• **Task prompt**: Are you able to quote each entry exactly as written?
----- Raw data -----
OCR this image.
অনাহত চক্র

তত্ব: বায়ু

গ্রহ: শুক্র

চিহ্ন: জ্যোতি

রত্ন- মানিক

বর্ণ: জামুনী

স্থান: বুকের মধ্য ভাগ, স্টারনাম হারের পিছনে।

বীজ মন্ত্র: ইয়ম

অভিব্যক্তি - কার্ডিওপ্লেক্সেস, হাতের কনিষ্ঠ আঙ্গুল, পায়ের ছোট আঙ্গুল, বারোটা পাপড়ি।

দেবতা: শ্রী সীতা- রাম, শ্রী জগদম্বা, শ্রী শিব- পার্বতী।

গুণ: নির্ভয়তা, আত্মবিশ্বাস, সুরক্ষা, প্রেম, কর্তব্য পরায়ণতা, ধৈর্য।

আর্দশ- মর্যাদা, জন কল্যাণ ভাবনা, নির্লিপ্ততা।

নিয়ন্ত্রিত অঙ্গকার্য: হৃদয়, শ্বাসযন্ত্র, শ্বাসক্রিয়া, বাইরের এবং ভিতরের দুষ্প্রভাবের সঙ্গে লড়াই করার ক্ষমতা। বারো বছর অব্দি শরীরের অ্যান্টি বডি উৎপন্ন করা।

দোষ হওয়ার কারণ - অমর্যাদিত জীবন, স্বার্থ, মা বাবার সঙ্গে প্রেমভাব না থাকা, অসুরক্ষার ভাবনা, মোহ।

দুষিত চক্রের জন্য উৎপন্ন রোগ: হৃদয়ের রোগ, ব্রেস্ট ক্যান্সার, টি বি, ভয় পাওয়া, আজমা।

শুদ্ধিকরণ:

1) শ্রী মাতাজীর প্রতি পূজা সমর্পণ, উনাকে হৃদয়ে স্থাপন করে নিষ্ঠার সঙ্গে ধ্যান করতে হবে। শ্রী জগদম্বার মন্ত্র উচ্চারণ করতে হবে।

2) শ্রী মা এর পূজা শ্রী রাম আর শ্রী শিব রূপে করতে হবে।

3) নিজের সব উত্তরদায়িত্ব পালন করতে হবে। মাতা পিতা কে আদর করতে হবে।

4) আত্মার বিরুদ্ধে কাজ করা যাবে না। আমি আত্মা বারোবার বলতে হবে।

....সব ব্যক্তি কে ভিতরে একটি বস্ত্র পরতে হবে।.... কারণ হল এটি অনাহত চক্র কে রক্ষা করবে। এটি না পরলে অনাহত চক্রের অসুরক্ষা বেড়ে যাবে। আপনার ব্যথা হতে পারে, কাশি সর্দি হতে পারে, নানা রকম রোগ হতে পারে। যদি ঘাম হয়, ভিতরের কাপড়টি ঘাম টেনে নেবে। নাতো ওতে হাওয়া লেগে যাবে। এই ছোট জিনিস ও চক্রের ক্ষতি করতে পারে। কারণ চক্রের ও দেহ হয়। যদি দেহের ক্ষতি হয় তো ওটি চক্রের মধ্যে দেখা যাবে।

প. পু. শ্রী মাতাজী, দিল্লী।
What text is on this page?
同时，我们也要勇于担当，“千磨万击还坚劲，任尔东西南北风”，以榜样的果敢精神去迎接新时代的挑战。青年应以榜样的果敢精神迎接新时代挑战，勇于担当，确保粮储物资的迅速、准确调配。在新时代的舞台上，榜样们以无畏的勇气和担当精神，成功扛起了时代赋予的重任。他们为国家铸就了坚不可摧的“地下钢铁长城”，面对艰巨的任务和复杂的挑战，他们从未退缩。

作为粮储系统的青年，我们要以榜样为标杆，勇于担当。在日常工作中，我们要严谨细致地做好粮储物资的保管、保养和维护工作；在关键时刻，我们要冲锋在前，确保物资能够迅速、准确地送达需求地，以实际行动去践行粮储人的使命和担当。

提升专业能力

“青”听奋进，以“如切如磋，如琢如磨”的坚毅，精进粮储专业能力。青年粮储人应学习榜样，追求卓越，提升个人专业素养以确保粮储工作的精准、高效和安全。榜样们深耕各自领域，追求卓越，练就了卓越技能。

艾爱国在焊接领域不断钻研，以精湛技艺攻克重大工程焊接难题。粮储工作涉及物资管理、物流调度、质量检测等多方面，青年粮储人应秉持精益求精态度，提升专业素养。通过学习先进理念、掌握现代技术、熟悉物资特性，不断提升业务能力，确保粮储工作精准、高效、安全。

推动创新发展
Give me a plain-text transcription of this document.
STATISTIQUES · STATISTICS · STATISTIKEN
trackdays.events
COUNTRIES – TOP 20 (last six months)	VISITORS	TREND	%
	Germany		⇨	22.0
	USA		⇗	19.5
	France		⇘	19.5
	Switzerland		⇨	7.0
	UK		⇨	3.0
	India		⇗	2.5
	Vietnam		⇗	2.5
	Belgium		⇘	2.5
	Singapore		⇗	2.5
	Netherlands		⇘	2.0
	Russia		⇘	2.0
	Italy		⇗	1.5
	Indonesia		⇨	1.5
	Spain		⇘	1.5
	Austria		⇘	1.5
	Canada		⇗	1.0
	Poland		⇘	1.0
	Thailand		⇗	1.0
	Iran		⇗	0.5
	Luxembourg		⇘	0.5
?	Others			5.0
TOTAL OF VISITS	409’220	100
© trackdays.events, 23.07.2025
-----
• **Correct result**:
OCR this image.
অনাহত চক্র

তত্ব: বায়ু

গ্রহ: শুক্র

চিহ্ন: জ্যোতি

রত্ন- মানিক

বর্ণ: জামুনী

স্থান: বুকের মধ্য ভাগ, স্টারনাম হারের পিছনে।

বীজ মন্ত্র: ইয়ম

অভিব্যক্তি - কার্ডিওপ্লেক্সেস, হাতের কনিষ্ঠ আঙ্গুল, পায়ের ছোট আঙ্গুল, বারোটা পাপড়ি।

দেবতা: শ্রী সীতা- রাম, শ্রী জগদম্বা, শ্রী শিব- পার্বতী।

গুণ: নির্ভয়তা, আত্মবিশ্বাস, সুরক্ষা, প্রেম, কর্তব্য পরায়ণতা, ধৈর্য।

আর্দশ- মর্যাদা, জন কল্যাণ ভাবনা, নির্লিপ্ততা।

নিয়ন্ত্রিত অঙ্গকার্য: হৃদয়, শ্বাসযন্ত্র, শ্বাসক্রিয়া, বাইরের এবং ভিতরের দুষ্প্রভাবের সঙ্গে লড়াই করার ক্ষমতা। বারো বছর অব্দি শরীরের অ্যান্টি বডি উৎপন্ন করা।

দোষ হওয়ার কারণ - অমর্যাদিত জীবন, স্বার্থ, মা বাবার সঙ্গে প্রেমভাব না থাকা, অসুরক্ষার ভাবনা, মোহ।

দুষিত চক্রের জন্য উৎপন্ন রোগ: হৃদয়ের রোগ, ব্রেস্ট ক্যান্সার, টি বি, ভয় পাওয়া, আজমা।

শুদ্ধিকরণ:

1) শ্রী মাতাজীর প্রতি পূজা সমর্পণ, উনাকে হৃদয়ে স্থাপন করে নিষ্ঠার সঙ্গে ধ্যান করতে হবে। শ্রী জগদম্বার মন্ত্র উচ্চারণ করতে হবে।

2) শ্রী মা এর পূজা শ্রী রাম আর শ্রী শিব রূপে করতে হবে।

3) নিজের সব উত্তরদায়িত্ব পালন করতে হবে। মাতা পিতা কে আদর করতে হবে।

4) আত্মার বিরুদ্ধে কাজ করা যাবে না। আমি আত্মা বারোবার বলতে হবে।

....সব ব্যক্তি কে ভিতরে একটি বস্ত্র পরতে হবে।.... কারণ হল এটি অনাহত চক্র কে রক্ষা করবে। এটি না পরলে অনাহত চক্রের অসুরক্ষা বেড়ে যাবে। আপনার ব্যথা হতে পারে, কাশি সর্দি হতে পারে, নানা রকম রোগ হতে পারে। যদি ঘাম হয়, ভিতরের কাপড়টি ঘাম টেনে নেবে। নাতো ওতে হাওয়া লেগে যাবে। এই ছোট জিনিস ও চক্রের ক্ষতি করতে পারে। কারণ চক্রের ও দেহ হয়। যদি দেহের ক্ষতি হয় তো ওটি চক্রের মধ্যে দেখা যাবে।

প. পু. শ্রী মাতাজী, দিল্লী।
What text is on this page?
同时，我们也要勇于担当，“千磨万击还坚劲，任尔东西南北风”，以榜样的果敢精神去迎接新时代的挑战。青年应以榜样的果敢精神迎接新时代挑战，勇于担当，确保粮储物资的迅速、准确调配。在新时代的舞台上，榜样们以无畏的勇气和担当精神，成功扛起了时代赋予的重任。他们为国家铸就了坚不可摧的“地下钢铁长城”，面对艰巨的任务和复杂的挑战，他们从未退缩。

作为粮储系统的青年，我们要以榜样为标杆，勇于担当。在日常工作中，我们要严谨细致地做好粮储物资的保管、保养和维护工作；在关键时刻，我们要冲锋在前，确保物资能够迅速、准确地送达需求地，以实际行动去践行粮储人的使命和担当。

提升专业能力

“青”听奋进，以“如切如磋，如琢如磨”的坚毅，精进粮储专业能力。青年粮储人应学习榜样，追求卓越，提升个人专业素养以确保粮储工作的精准、高效和安全。榜样们深耕各自领域，追求卓越，练就了卓越技能。

艾爱国在焊接领域不断钻研，以精湛技艺攻克重大工程焊接难题。粮储工作涉及物资管理、物流调度、质量检测等多方面，青年粮储人应秉持精益求精态度，提升专业素养。通过学习先进理念、掌握现代技术、熟悉物资特性，不断提升业务能力，确保粮储工作精准、高效、安全。

推动创新发展
Give me a plain-text transcription of this document.
STATISTIQUES · STATISTICS · STATISTIKEN
trackdays.events
COUNTRIES – TOP 20 (last six months)	VISITORS	TREND	%
	Germany		⇨	22.0
	USA		⇗	19.5
	France		⇘	19.5
	Switzerland		⇨	7.0
	UK		⇨	3.0
	India		⇗	2.5
	Vietnam		⇗	2.5
	Belgium		⇘	2.5
	Singapore		⇗	2.5
	Netherlands		⇘	2.0
	Russia		⇘	2.0
	Italy		⇗	1.5
	Indonesia		⇨	1.5
	Spain		⇘	1.5
	Austria		⇘	1.5
	Canada		⇗	1.0
	Poland		⇘	1.0
	Thailand		⇗	1.0
	Iran		⇗	0.5
	Luxembourg		⇘	0.5
?	Others			5.0
TOTAL OF VISITS	409’220	100
© trackdays.events, 23.07.2025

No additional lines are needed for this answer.